▶ **STATED EXERCISE**
Copy word for word the passage of the PICS repository note starting at "PICS combines Physics" and ending at "(inverse parameter estimation).".

Note: Codes are not well-commented. Fully commented codes will be made available soon.
PICS combines Physics Informed Neural Networks (PINNs) and an active contour model called Snake to help human experts create 3D image segmentations rapidly. The current repository contains representative MATLAB codes to understand the methodology in the original paper. Please keep in mind that PICS is still under development (effect of number of control knots, position of initialization, etc has not been studied) and could be improved further (inverse parameter estimation).

Layout element annotations:
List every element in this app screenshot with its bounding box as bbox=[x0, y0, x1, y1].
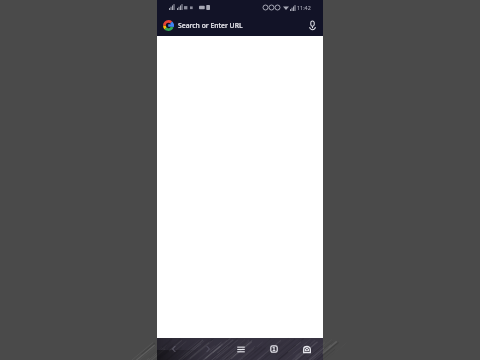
staticText: 11:42 bbox=[297, 4, 311, 11]
button[interactable]: Menu bbox=[224, 338, 257, 360]
button[interactable]: Forward bbox=[191, 338, 224, 360]
button[interactable]: Search or Enter URL bbox=[178, 14, 305, 36]
button[interactable]: Voice search bbox=[305, 18, 319, 32]
button[interactable]: Back bbox=[157, 338, 191, 360]
staticText: Search or Enter URL bbox=[178, 21, 243, 30]
button[interactable]: Home bbox=[290, 338, 323, 360]
button[interactable]: Tabs bbox=[257, 338, 290, 360]
button[interactable]: Google bbox=[163, 20, 174, 31]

▶ **TASK ANSWER**
PICS combines Physics Informed Neural Networks (PINNs) and an active contour model called Snake to help human experts create 3D image segmentations rapidly. The current repository contains representative MATLAB codes to understand the methodology in the original paper. Please keep in mind that PICS is still under development (effect of number of control knots, position of initialization, etc has not been studied) and could be improved further (inverse parameter estimation).